[Set exercise 1]: In the piece on animation in Australia, who is recognized as Australia's first animator?
[Set exercise 2]: Copy out, word for word, the stretch of the piece on animation in Australia from "In the sound era, animation" through "Bertie the Aeroplane.".
[Set exercise 3]: Resume the piece on animation in Australia, picking up right after its final sentence.

**** Selection

Animation in Australia
Over the last two decades or so the profile of animation and the quantity of animated works produced has soared worldwide. Australian animation is internationally recognised, Leisure (1976), Harvie Krumpet (2003) and Happy Feet (2006) have all won Oscars.
Animation is a broad category that includes works made in a variety of methods and styles. Leisure employs cell style animation, Harvie Krumpet is made using the method of stop-motion claymation and Happy Feet features computer generated 3D animation.
Animation in the Silent Era 1910s-1920s
Pat Sullivan, Felix the Cat Cartoon Strips. Courtesy of the State Library of NSW: pxd946.
Newspaper cartoonist Harry Julius is recognised as Australia's first animator (see Developing Animation 2: Australia). He produced the Cartoons of the Moment series which commented on topical events and newsreels of the time (watch a clip from Cartoons of the Moment –The War Zoo 1915).
One of the most popular animated characters from the silent era was Felix the Cat. Felix cartoons were made in the United States, but were produced by the Australian Pat Sullivan. Felix and his surreal antics were wildly popular during the 1920s (watch the Felix cartoon All Balled Up). However with the introduction of sound to the cinema, the silent Felix's popularity fell and was overtaken by more vocal characters such as Disney's Mickey Mouse (follow the links to watch Mickey Mouse's first sound cartoon Steamboat Willie).
Animation in the Sound Era 1940s-1950s
Eric Porter Productions, Aeroplane Fruit Jellies Advertisement Bertie the Aeroplane, 1942. Courtesy of the National Film and Sound Archive.
In the sound era, animation production was dominated by Warner Bros and Disney studios. The expense and labour intensiveness of making animation meant that many more animations were imported into Australia than produced locally (see Developing Animation 2: Australia). However there were some notable animators that persevered despite the difficulty.
Eric Porter, an AFI award winner (PDF 30KB), produced many animated works during this period. His production company made a number of animated shorts not - unlike those of Warner Bros such as the theatrical cartoon Bimbo's Auto in 1954. He is also responsible for iconic Aeroplane Jelly Advertisements, including the 1942 Bertie the Aeroplane.
Television animation 1950s-1970s
Air Programs International, King Arthur and the Square Knights of the Round Table, 1972. Courtesy of the National Film and Sound Archive.
In the late 1950's television was introduced in Australia. It wasn't long before TV became the principal medium of animation. The new genre of 'Saturday Morning Cartoons' was dominated by the US production company Hanna Barbera. Australian animators contributed to various Hanna Barbera cartoons as the company had a production company in Sydney (see Developing Animation 2: Australia).

********
**** Raw data

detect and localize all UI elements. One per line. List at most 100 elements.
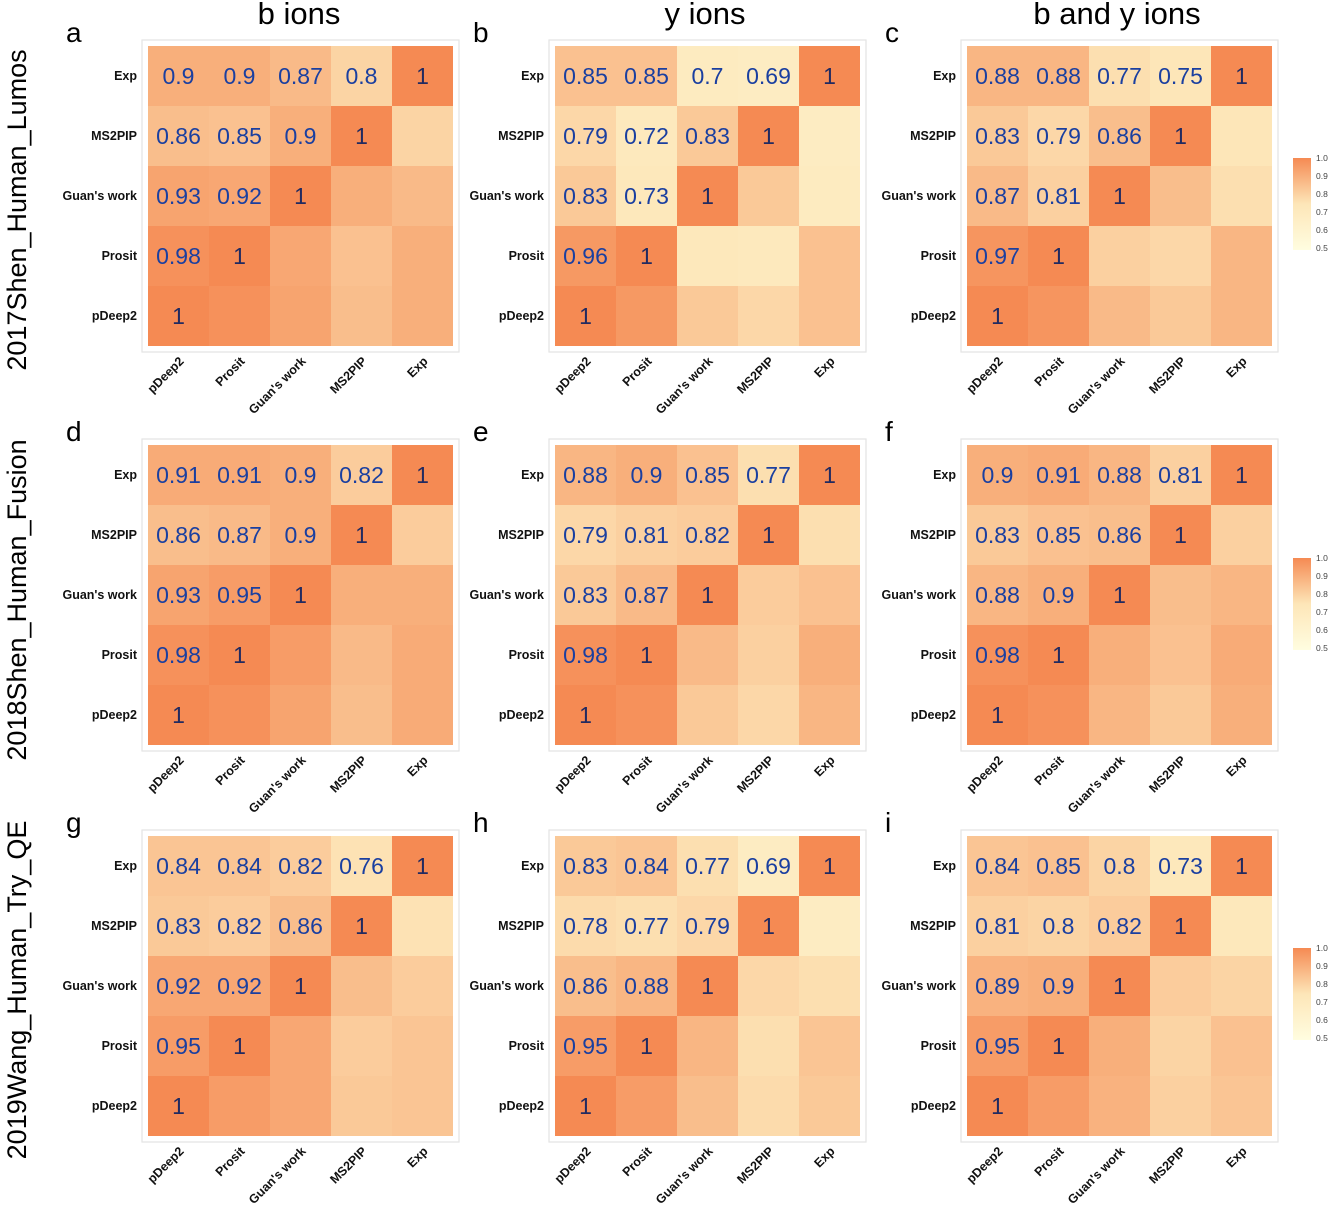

********
**** Raw data

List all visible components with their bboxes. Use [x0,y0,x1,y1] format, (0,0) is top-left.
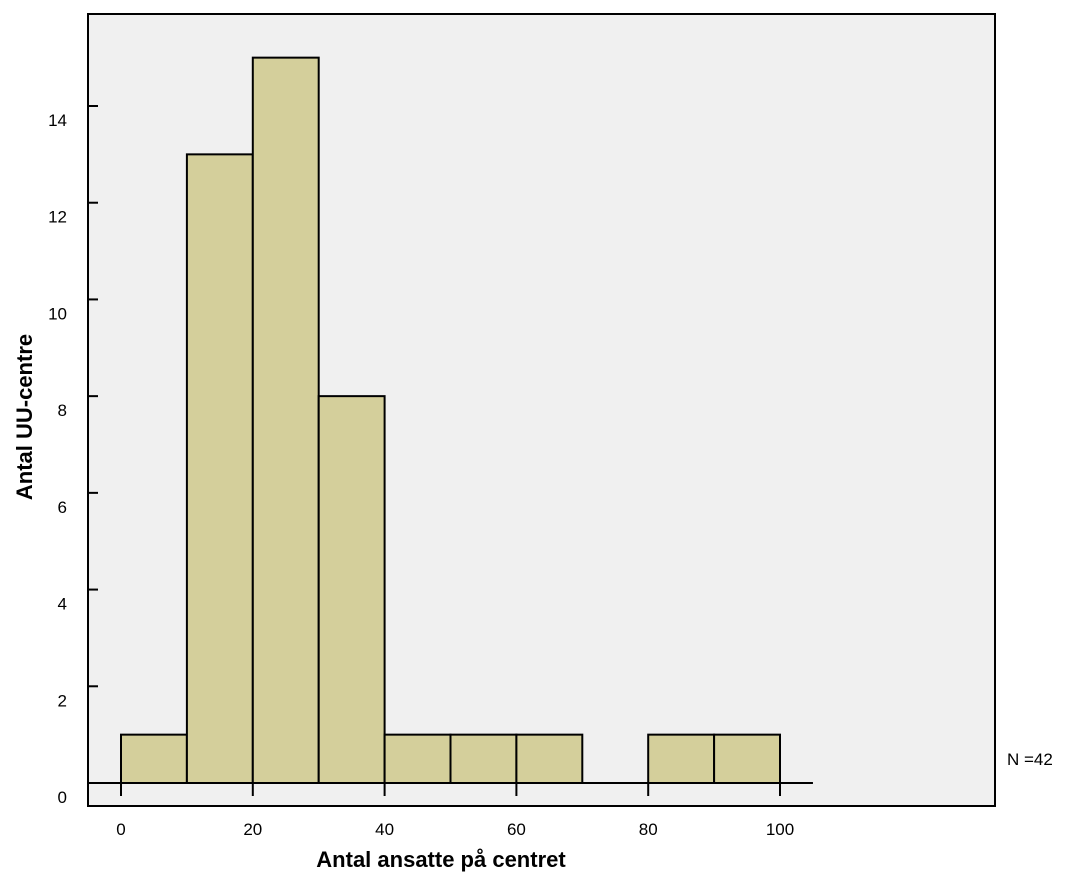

********

[Task output 1]: Newspaper cartoonist Harry Julius.

[Task output 2]:
In the sound era, animation production was dominated by Warner Bros and Disney studios. The expense and labour intensiveness of making animation meant that many more animations were imported into Australia than produced locally (see Developing Animation 2: Australia). However there were some notable animators that persevered despite the difficulty.
Eric Porter, an AFI award winner (PDF 30KB), produced many animated works during this period. His production company made a number of animated shorts not - unlike those of Warner Bros such as the theatrical cartoon Bimbo's Auto in 1954. He is also responsible for iconic Aeroplane Jelly Advertisements, including the 1942 Bertie the Aeroplane.

[Task output 3]:
The Australian Broadcasting Corporation (ABC) has long been a supporter of children's programming. This has included broadcasting and assisting to produce various animated programs. ABC's Kindergarten Playtime (1959) was Australia's first children's education program and one of the first programs to feature animation. Continuing their pioneering role, the ABC screened the Australian stop motion animation, Wambidgee, in 1962. The black and white series followed the adventures of an Aboriginal boy and his tribe.
Air Programs International was an Australian animation studio that had world-wide success with their animated series King Arthur and the Square Knights of the Round Table (1972). It was syndicated in the U.S. by Twentieth Century Fox and sold to 14 countries.
Feature length animation 1970s-1980s
Yoram Gross, Dot and the Kangaroo, 1977. Courtesy of the National Film and Sound Archive.
Walt Disney produced the first feature length animated film, Snow White and the Seven Dwarfs in 1937. In 1972 Eric Porter produced and directed Australia's first feature-length animated film: Marco Polo Junior Versus the Red Dragon. However, it wasn't until forty years after the release of Snow White that an Australian feature-length animated film was recognised on the world stage.
Yoram Gross produced the iconic Dot and the Kangaroo in 1977. The film used live action backgrounds of the Australian bush, with cell-style characters animated over the top. The film was hugely successful internationally and spawned a number of follow-up films such as Dot and the Koala (1985) and Dot and the Whale (1986).
Television animation 1980s-1990s
Anthony Lawrence, Plasmo, 1997. Courtesy of December Media.
Locally produced television animation was rare in Australia in the 1980s. Production continued to be dominated by the U.S. company Hanna Barbera. A notable exception to this is Kaboodle (1988–1989) a children's series that featured clips of both live action and animation and was screened by the ABC.
In 1991 Roo films produced The Dinky Di's, a children's animated action series. The Dinky Di's rescued rare and endangered animals and birds from 'the planet's number one eco-enemy - Mephisto'. This was a prelude to the Blinky Bill productions.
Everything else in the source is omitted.